+++ PASSAGE GIVEN +++

The Company’s mineral projects are in various stages of development, and only the Company’s KSM project contains mineral reserves. The Company’s ability to put these properties into production will be dependent upon the results of further drilling and evaluation. There is no certainty that expenditures made in the exploration of the Company’s mineral properties will result in identification of commercially recoverable quantities of ore or that ore reserves will be mined or processed profitably. The mineral resources and mineral reserves have been determined and valued based on assumed mineral prices, cut-off grades and operating costs that may prove to be inaccurate. Extended declines in market prices for minerals may render portions of the Company’s mineralization as uneconomic and result in reduced reported mineralization. Greater assurance will require completion of final comprehensive feasibility studies and, possibly, further associated exploration and other work that concludes a potential mine at each of these projects is likely to be economic, but such studies remain subject to the same risks and uncertainties.
Exploration and Development Risks
The business of exploring for minerals and mining involves a high degree of risk. Few properties that are explored are ultimately developed into producing mines. At present, none of the Company’s properties have a known body of commercial ore. Major expenses may be required to establish mineral reserves, to develop metallurgical processes and to construct mining and processing facilities at a particular site. It is impossible to ensure that the current development programs planned by the Company will result in a profitable commercial mining operation. Unusual or unexpected formations, formation pressures, fires, power outages, labour disruptions, flooding, explosions, cave-ins, land slides and the inability to obtain suitable or adequate machinery, equipment or labour are other risks involved in the operation of mines and the conduct of exploration programs. The Company has limited experience in the development and operation of mines and in the construction of facilities required to bring mines into production. The Company has relied and may continue to rely upon consultants for development and operating expertise. The economics of developing mineral properties are affected by many factors including the cost of operations, variations of the grade of ore mined and fluctuations in the price of minerals produced. Depending on the price of minerals produced, the Company may determine that it is impractical to commence or continue commercial production. Although precautions to minimize risk will be taken, processing operations are subject to hazards such as equipment failure or failure of retaining dams around tailings disposal areas which may result in environmental pollution and consequent liability.
Mineral Deposits and Production Costs
Mineral deposits and production costs are affected by such factors as environmental permitting regulations and requirements, weather, environmental factors, unforeseen technical difficulties, unusual or unexpected geological formations and work interruptions. In addition, the grade of any ore ultimately mined may differ from that indicated by drilling results. Short-term factors relating to ore reserves, such as the need for orderly development of ore bodies or the processing of new or different grades, may also have an adverse effect on mining operations and on the results of operations. There can be no assurance that any gold, copper or other minerals recovered in small scale laboratory tests will be duplicated in large scale tests under on-site conditions or in production scale heap leaching.

+++

### GIVEN EXERCISE 1
According to the passage on mining risks, which of the Company's projects is the only one that contains mineral reserves?
### GIVEN EXERCISE 2
Reproduce word for word everything in the rows from the row containing "- section6-va: u" down to the row containing "- item4-title: （4）电位: [93, 263, 827, 286]", including both of those rows.
The passage on mining risks and the rows that come after it are unrelated material.

+++ EXTRACTED INFORMATION +++

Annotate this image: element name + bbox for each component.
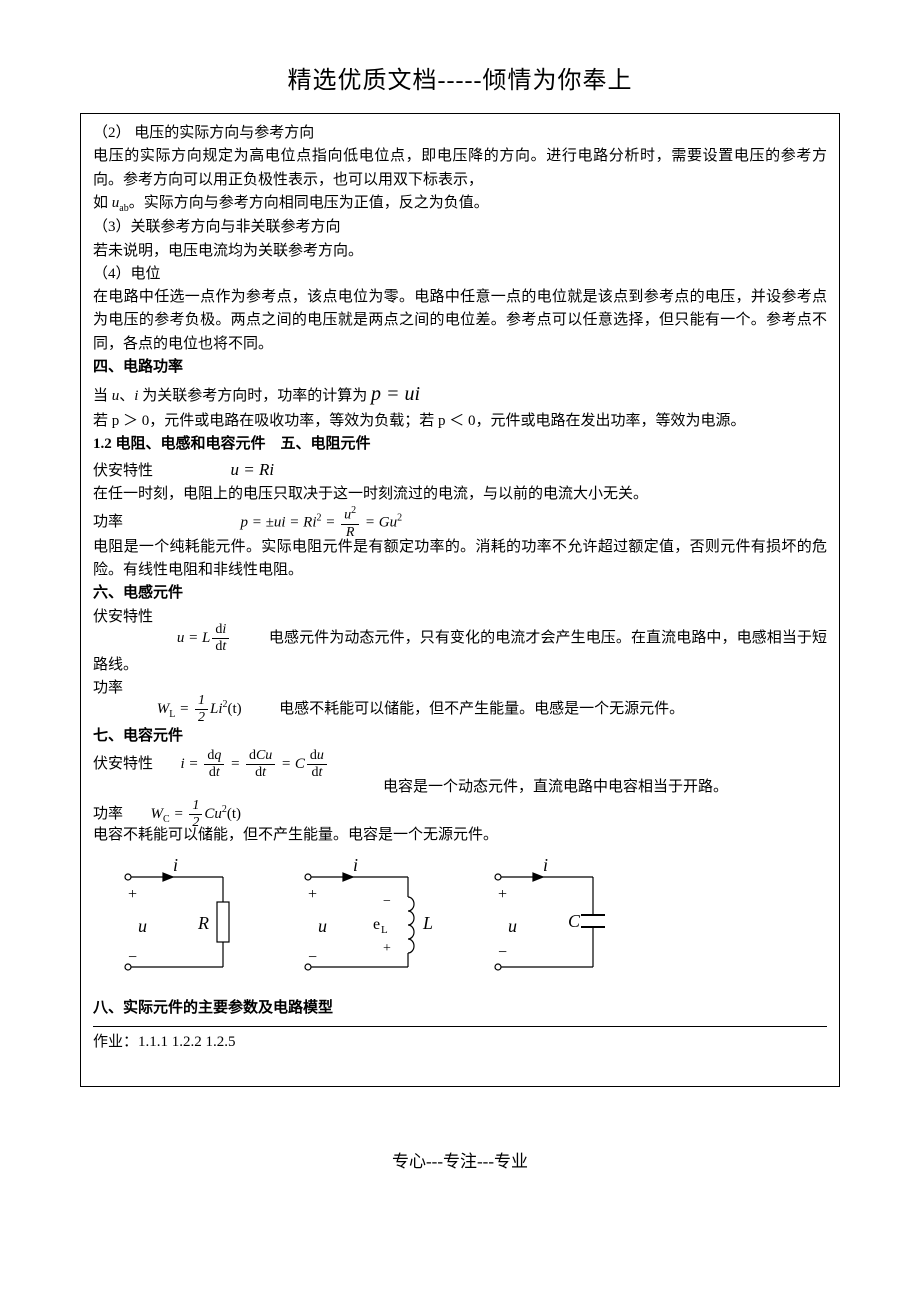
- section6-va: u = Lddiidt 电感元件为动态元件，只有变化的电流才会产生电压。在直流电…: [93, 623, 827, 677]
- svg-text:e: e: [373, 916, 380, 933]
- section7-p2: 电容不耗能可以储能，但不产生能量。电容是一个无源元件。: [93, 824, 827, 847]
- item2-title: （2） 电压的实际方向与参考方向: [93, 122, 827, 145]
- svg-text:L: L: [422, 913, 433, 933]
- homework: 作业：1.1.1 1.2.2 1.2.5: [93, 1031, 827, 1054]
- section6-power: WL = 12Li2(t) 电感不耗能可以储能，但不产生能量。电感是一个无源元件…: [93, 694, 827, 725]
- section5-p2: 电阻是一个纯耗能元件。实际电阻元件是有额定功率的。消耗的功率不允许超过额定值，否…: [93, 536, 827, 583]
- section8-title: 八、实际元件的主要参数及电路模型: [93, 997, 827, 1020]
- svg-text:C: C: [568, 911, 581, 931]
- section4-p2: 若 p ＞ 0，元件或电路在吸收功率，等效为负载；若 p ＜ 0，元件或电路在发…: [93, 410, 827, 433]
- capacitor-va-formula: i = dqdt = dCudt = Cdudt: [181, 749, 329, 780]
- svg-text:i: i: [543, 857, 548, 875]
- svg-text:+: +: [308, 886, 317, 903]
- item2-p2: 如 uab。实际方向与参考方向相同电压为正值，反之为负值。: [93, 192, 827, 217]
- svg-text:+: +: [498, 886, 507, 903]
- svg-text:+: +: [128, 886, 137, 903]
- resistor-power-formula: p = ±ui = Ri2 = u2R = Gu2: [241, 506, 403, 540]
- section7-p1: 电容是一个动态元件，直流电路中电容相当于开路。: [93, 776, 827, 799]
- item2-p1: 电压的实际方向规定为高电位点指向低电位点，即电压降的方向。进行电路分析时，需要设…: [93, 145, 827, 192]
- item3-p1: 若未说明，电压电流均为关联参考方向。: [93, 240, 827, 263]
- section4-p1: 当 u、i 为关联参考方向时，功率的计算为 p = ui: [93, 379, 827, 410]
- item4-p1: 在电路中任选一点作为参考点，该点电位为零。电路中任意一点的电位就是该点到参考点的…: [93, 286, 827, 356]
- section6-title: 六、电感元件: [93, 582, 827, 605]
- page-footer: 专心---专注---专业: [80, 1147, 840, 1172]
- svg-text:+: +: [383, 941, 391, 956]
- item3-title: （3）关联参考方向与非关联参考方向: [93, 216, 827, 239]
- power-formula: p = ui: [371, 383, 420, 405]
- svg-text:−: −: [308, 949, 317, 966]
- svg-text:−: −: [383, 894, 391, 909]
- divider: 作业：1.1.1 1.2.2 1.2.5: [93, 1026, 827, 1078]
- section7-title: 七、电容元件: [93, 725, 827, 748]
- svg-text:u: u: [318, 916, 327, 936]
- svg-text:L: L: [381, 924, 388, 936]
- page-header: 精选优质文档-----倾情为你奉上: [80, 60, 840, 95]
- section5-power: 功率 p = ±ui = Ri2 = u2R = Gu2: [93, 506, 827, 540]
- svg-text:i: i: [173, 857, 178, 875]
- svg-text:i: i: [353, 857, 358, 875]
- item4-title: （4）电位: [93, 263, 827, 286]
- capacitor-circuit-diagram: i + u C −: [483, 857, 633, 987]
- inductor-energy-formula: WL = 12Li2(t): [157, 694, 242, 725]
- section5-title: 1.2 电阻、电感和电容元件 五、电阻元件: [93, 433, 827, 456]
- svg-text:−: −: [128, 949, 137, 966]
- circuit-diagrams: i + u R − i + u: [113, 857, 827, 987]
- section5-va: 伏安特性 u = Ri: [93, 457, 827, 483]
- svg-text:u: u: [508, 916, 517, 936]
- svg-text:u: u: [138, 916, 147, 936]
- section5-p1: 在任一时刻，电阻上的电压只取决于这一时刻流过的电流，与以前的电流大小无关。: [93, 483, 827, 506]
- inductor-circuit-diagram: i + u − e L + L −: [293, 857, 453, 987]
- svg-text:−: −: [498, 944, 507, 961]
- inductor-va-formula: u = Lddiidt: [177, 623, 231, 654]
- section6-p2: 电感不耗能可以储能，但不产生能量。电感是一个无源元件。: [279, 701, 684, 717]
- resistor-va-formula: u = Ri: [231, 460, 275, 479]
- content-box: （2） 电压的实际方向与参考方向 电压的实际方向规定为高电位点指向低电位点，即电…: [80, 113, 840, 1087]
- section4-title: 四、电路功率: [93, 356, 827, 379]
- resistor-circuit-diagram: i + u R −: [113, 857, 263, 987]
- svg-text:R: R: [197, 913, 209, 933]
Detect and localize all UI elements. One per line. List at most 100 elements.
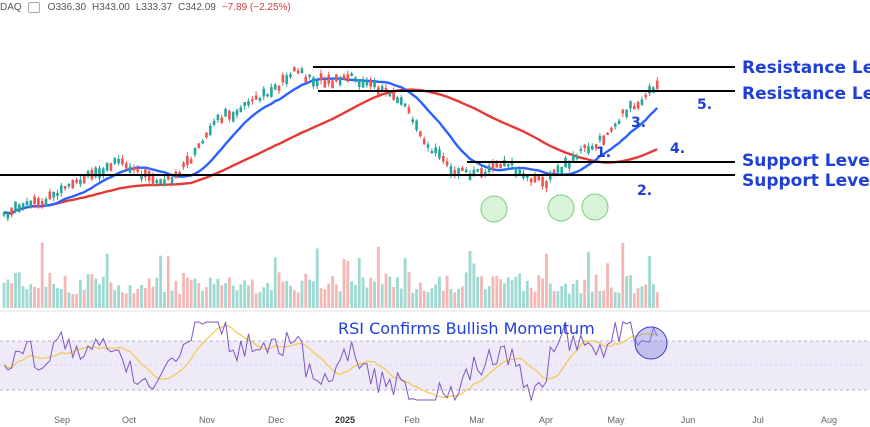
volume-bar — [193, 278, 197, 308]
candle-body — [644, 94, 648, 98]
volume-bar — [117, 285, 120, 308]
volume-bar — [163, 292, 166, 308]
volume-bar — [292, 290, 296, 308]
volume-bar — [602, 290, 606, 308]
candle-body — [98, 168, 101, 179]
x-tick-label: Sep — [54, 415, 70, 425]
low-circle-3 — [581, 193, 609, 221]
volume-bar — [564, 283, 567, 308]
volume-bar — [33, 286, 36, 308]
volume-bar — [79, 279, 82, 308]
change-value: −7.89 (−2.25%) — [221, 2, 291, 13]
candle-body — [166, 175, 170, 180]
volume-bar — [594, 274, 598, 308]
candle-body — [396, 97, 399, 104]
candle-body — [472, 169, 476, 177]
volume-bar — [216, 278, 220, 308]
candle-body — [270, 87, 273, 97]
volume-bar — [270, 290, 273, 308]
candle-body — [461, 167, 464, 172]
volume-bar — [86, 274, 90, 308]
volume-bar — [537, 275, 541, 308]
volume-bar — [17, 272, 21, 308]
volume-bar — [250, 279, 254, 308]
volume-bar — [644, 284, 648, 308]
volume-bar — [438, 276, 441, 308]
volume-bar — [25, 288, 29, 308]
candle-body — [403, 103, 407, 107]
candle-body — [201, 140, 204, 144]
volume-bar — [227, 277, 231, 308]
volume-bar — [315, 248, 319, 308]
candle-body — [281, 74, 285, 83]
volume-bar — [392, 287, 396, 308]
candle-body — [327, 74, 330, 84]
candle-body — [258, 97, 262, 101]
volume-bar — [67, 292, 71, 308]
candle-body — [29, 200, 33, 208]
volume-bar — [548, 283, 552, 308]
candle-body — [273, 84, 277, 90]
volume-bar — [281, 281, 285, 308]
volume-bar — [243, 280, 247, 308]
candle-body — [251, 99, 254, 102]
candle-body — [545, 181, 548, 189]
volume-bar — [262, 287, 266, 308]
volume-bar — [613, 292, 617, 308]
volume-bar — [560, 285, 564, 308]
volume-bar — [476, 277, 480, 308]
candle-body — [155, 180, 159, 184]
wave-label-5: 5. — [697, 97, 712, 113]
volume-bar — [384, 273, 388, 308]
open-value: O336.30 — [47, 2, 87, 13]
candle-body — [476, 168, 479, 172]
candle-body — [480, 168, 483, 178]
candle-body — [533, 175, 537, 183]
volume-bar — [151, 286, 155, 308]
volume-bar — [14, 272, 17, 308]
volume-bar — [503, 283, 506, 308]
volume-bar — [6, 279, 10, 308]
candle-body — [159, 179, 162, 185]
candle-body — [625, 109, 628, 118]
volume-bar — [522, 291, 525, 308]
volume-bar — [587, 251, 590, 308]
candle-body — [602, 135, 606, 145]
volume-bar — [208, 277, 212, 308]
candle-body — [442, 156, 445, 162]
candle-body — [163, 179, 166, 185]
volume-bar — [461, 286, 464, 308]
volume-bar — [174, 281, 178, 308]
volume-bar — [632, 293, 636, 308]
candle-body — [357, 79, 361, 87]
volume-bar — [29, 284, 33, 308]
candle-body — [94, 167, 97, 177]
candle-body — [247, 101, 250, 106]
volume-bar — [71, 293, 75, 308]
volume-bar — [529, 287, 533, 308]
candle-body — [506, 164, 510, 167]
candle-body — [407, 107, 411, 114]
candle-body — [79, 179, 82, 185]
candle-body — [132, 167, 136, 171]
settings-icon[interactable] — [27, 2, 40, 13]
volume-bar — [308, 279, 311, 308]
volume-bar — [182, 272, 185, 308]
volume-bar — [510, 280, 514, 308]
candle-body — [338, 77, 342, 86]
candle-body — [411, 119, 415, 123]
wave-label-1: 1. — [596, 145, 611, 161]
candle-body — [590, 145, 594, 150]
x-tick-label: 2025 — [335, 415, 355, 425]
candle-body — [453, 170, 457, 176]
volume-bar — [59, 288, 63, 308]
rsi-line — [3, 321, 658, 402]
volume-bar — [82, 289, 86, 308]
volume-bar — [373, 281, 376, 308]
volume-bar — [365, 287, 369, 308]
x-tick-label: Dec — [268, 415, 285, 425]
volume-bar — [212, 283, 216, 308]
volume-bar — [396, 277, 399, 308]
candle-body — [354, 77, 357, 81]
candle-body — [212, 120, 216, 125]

+++

### CORRECT RESPONSE 1
The KSM project.

### CORRECT RESPONSE 2
- section6-va: u = Lddiidt 电感元件为动态元件，只有变化的电流才会产生电压。在直流电…: [93, 623, 827, 677]
- svg-text:e: e: [373, 916, 380, 933]
- section7-p2: 电容不耗能可以储能，但不产生能量。电容是一个无源元件。: [93, 824, 827, 847]
- item2-title: （2） 电压的实际方向与参考方向: [93, 122, 827, 145]
- svg-text:L: L: [422, 913, 433, 933]
- homework: 作业：1.1.1 1.2.2 1.2.5: [93, 1031, 827, 1054]
- section6-power: WL = 12Li2(t) 电感不耗能可以储能，但不产生能量。电感是一个无源元件…: [93, 694, 827, 725]
- section5-p2: 电阻是一个纯耗能元件。实际电阻元件是有额定功率的。消耗的功率不允许超过额定值，否…: [93, 536, 827, 583]
- section8-title: 八、实际元件的主要参数及电路模型: [93, 997, 827, 1020]
- svg-text:C: C: [568, 911, 581, 931]
- section4-p2: 若 p ＞ 0，元件或电路在吸收功率，等效为负载；若 p ＜ 0，元件或电路在发…: [93, 410, 827, 433]
- capacitor-va-formula: i = dqdt = dCudt = Cdudt: [181, 749, 329, 780]
- svg-text:i: i: [543, 857, 548, 875]
- svg-text:+: +: [308, 886, 317, 903]
- item2-p2: 如 uab。实际方向与参考方向相同电压为正值，反之为负值。: [93, 192, 827, 217]
- svg-text:+: +: [498, 886, 507, 903]
- svg-text:+: +: [128, 886, 137, 903]
- resistor-power-formula: p = ±ui = Ri2 = u2R = Gu2: [241, 506, 403, 540]
- section7-p1: 电容是一个动态元件，直流电路中电容相当于开路。: [93, 776, 827, 799]
- item2-p1: 电压的实际方向规定为高电位点指向低电位点，即电压降的方向。进行电路分析时，需要设…: [93, 145, 827, 192]
- item3-p1: 若未说明，电压电流均为关联参考方向。: [93, 240, 827, 263]
- section4-p1: 当 u、i 为关联参考方向时，功率的计算为 p = ui: [93, 379, 827, 410]
- item4-p1: 在电路中任选一点作为参考点，该点电位为零。电路中任意一点的电位就是该点到参考点的…: [93, 286, 827, 356]
- section6-title: 六、电感元件: [93, 582, 827, 605]
- page-footer: 专心---专注---专业: [80, 1147, 840, 1172]
- svg-text:+: +: [383, 941, 391, 956]
- item3-title: （3）关联参考方向与非关联参考方向: [93, 216, 827, 239]
- power-formula: p = ui: [371, 383, 420, 405]
- svg-text:−: −: [308, 949, 317, 966]
- svg-text:−: −: [383, 894, 391, 909]
- divider: 作业：1.1.1 1.2.2 1.2.5: [93, 1026, 827, 1078]
- section7-title: 七、电容元件: [93, 725, 827, 748]
- svg-text:u: u: [318, 916, 327, 936]
- svg-text:L: L: [381, 924, 388, 936]
- page-header: 精选优质文档-----倾情为你奉上: [80, 60, 840, 95]
- section5-power: 功率 p = ±ui = Ri2 = u2R = Gu2: [93, 506, 827, 540]
- svg-text:i: i: [173, 857, 178, 875]
- svg-text:i: i: [353, 857, 358, 875]
- item4-title: （4）电位: [93, 263, 827, 286]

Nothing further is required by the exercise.